** START Supplied entries **

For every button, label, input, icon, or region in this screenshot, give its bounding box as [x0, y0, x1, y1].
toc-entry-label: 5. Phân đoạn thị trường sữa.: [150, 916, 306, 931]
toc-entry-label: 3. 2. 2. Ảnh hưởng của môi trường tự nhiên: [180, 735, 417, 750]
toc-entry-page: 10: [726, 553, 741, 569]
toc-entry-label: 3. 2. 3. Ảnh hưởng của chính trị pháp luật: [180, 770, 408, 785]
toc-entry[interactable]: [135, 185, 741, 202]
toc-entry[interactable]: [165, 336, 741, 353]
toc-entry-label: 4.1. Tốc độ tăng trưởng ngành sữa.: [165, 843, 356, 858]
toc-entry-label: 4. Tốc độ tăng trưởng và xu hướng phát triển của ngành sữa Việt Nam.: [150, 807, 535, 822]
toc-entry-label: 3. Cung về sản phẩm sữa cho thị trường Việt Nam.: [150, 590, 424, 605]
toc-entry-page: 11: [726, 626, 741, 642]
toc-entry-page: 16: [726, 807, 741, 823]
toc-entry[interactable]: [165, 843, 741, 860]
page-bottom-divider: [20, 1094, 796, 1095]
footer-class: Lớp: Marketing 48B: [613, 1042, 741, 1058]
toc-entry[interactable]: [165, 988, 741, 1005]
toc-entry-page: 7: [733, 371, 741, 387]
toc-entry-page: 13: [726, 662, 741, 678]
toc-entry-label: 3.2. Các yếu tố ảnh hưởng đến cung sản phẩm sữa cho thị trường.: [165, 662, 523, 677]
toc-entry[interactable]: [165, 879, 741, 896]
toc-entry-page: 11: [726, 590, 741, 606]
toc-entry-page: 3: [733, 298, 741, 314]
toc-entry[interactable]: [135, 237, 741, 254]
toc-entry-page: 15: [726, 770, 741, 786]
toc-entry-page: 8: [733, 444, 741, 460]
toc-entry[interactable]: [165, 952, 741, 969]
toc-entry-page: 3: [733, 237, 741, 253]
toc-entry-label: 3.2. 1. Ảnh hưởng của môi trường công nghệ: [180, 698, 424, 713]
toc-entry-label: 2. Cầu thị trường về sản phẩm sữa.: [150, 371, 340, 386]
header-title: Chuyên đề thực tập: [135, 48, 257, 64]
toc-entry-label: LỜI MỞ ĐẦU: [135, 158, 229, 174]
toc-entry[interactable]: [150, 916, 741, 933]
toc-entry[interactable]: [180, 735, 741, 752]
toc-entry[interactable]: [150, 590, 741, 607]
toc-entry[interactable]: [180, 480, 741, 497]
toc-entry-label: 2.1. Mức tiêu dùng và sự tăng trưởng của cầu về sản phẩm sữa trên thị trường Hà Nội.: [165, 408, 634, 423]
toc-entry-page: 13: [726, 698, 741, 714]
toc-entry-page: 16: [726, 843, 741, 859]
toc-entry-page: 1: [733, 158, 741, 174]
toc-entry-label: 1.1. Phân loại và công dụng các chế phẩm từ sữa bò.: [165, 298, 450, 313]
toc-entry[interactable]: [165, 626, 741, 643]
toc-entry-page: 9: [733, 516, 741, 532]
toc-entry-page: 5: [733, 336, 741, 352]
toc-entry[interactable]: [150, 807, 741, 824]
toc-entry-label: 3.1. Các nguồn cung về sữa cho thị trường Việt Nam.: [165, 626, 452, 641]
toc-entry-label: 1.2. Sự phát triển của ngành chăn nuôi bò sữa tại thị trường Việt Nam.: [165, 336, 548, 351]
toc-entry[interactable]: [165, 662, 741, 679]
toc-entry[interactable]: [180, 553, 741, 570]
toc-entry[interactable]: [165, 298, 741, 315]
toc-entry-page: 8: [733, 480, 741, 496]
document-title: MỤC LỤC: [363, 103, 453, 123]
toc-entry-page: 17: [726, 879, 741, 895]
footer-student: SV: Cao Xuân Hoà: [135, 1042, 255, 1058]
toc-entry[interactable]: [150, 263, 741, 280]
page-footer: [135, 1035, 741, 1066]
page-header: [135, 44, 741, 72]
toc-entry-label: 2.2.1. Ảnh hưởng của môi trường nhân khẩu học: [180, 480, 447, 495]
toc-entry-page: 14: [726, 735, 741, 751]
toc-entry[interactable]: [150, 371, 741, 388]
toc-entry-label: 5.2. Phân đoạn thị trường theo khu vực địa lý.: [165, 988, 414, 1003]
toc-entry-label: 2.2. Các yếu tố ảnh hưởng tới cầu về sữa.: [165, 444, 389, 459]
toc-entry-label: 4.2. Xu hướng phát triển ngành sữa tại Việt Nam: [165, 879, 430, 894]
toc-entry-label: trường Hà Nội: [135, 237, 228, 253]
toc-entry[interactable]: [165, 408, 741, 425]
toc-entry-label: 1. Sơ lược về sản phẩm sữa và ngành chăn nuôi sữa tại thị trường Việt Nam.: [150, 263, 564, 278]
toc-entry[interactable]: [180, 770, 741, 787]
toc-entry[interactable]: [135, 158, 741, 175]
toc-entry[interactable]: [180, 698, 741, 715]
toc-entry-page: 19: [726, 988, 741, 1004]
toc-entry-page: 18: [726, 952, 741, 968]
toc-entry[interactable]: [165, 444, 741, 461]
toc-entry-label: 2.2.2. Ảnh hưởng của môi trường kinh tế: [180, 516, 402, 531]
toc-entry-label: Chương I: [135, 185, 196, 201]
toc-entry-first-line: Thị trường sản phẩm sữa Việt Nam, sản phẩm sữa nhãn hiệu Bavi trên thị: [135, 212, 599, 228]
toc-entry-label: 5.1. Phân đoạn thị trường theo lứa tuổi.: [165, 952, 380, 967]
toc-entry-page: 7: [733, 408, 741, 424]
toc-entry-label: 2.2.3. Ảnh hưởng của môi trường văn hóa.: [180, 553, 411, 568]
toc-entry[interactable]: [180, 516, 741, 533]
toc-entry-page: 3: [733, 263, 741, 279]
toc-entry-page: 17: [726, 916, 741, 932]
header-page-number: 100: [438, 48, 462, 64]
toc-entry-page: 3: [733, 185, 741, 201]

** END Supplied entries **

**Objective:** Print each line verbatim, beginning with the first line of the entries and running through the line that contains "toc-entry-label: 4.1. Tốc", with both ends included.

**Finished exercise:**
For every button, label, input, icon, or region in this screenshot, give its bounding box as [x0, y0, x1, y1].
toc-entry-label: 5. Phân đoạn thị trường sữa.: [150, 916, 306, 931]
toc-entry-label: 3. 2. 2. Ảnh hưởng của môi trường tự nhiên: [180, 735, 417, 750]
toc-entry-page: 10: [726, 553, 741, 569]
toc-entry-label: 3. 2. 3. Ảnh hưởng của chính trị pháp luật: [180, 770, 408, 785]
toc-entry[interactable]: [135, 185, 741, 202]
toc-entry[interactable]: [165, 336, 741, 353]
toc-entry-label: 4.1. Tốc độ tăng trưởng ngành sữa.: [165, 843, 356, 858]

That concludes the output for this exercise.